Write out, precisely and in full, each line of the material.

------------------------------------

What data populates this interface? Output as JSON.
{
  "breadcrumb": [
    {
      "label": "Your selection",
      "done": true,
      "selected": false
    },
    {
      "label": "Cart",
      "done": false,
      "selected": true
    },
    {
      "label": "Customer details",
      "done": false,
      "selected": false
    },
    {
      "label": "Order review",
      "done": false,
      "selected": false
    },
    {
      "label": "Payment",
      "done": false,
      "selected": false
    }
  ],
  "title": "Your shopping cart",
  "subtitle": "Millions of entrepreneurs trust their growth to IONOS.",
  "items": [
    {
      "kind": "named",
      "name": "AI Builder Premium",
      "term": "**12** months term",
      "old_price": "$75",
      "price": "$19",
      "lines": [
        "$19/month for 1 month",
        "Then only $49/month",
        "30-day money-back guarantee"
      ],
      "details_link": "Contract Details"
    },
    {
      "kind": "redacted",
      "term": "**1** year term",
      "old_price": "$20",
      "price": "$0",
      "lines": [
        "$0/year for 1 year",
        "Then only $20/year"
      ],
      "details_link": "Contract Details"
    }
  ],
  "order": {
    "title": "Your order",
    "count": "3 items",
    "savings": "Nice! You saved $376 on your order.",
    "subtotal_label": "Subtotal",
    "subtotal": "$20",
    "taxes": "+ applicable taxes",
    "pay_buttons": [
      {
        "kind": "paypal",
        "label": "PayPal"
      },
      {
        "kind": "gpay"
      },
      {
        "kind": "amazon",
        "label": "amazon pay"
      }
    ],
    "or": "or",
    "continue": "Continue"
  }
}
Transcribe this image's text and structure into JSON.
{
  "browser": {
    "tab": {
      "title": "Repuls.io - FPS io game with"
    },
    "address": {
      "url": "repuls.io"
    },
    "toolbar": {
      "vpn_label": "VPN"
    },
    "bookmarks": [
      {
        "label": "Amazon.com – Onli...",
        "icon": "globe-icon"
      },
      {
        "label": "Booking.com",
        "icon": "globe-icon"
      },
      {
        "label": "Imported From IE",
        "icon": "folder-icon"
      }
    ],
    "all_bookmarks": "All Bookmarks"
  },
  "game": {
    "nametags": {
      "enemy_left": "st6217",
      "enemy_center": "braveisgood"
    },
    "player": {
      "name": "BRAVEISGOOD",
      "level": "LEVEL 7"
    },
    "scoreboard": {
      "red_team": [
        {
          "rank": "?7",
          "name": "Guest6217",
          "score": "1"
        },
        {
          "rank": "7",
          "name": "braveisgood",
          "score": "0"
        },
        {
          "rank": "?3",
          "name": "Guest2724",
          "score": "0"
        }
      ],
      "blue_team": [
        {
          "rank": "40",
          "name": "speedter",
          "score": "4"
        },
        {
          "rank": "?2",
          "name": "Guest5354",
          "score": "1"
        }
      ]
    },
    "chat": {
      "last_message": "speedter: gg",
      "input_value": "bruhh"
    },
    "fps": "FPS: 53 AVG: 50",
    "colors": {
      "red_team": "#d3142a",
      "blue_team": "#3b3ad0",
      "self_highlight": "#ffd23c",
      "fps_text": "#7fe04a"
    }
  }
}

------------------------------------

• Output for this task:
What data populates this interface? Output as JSON.
{
  "breadcrumb": [
    {
      "label": "Your selection",
      "done": true,
      "selected": false
    },
    {
      "label": "Cart",
      "done": false,
      "selected": true
    },
    {
      "label": "Customer details",
      "done": false,
      "selected": false
    },
    {
      "label": "Order review",
      "done": false,
      "selected": false
    },
    {
      "label": "Payment",
      "done": false,
      "selected": false
    }
  ],
  "title": "Your shopping cart",
  "subtitle": "Millions of entrepreneurs trust their growth to IONOS.",
  "items": [
    {
      "kind": "named",
      "name": "AI Builder Premium",
      "term": "**12** months term",
      "old_price": "$75",
      "price": "$19",
      "lines": [
        "$19/month for 1 month",
        "Then only $49/month",
        "30-day money-back guarantee"
      ],
      "details_link": "Contract Details"
    },
    {
      "kind": "redacted",
      "term": "**1** year term",
      "old_price": "$20",
      "price": "$0",
      "lines": [
        "$0/year for 1 year",
        "Then only $20/year"
      ],
      "details_link": "Contract Details"
    }
  ],
  "order": {
    "title": "Your order",
    "count": "3 items",
    "savings": "Nice! You saved $376 on your order.",
    "subtotal_label": "Subtotal",
    "subtotal": "$20",
    "taxes": "+ applicable taxes",
    "pay_buttons": [
      {
        "kind": "paypal",
        "label": "PayPal"
      },
      {
        "kind": "gpay"
      },
      {
        "kind": "amazon",
        "label": "amazon pay"
      }
    ],
    "or": "or",
    "continue": "Continue"
  }
}
Transcribe this image's text and structure into JSON.
{
  "browser": {
    "tab": {
      "title": "Repuls.io - FPS io game with"
    },
    "address": {
      "url": "repuls.io"
    },
    "toolbar": {
      "vpn_label": "VPN"
    },
    "bookmarks": [
      {
        "label": "Amazon.com – Onli...",
        "icon": "globe-icon"
      },
      {
        "label": "Booking.com",
        "icon": "globe-icon"
      },
      {
        "label": "Imported From IE",
        "icon": "folder-icon"
      }
    ],
    "all_bookmarks": "All Bookmarks"
  },
  "game": {
    "nametags": {
      "enemy_left": "st6217",
      "enemy_center": "braveisgood"
    },
    "player": {
      "name": "BRAVEISGOOD",
      "level": "LEVEL 7"
    },
    "scoreboard": {
      "red_team": [
        {
          "rank": "?7",
          "name": "Guest6217",
          "score": "1"
        },
        {
          "rank": "7",
          "name": "braveisgood",
          "score": "0"
        },
        {
          "rank": "?3",
          "name": "Guest2724",
          "score": "0"
        }
      ],
      "blue_team": [
        {
          "rank": "40",
          "name": "speedter",
          "score": "4"
        },
        {
          "rank": "?2",
          "name": "Guest5354",
          "score": "1"
        }
      ]
    },
    "chat": {
      "last_message": "speedter: gg",
      "input_value": "bruhh"
    },
    "fps": "FPS: 53 AVG: 50",
    "colors": {
      "red_team": "#d3142a",
      "blue_team": "#3b3ad0",
      "self_highlight": "#ffd23c",
      "fps_text": "#7fe04a"
    }
  }
}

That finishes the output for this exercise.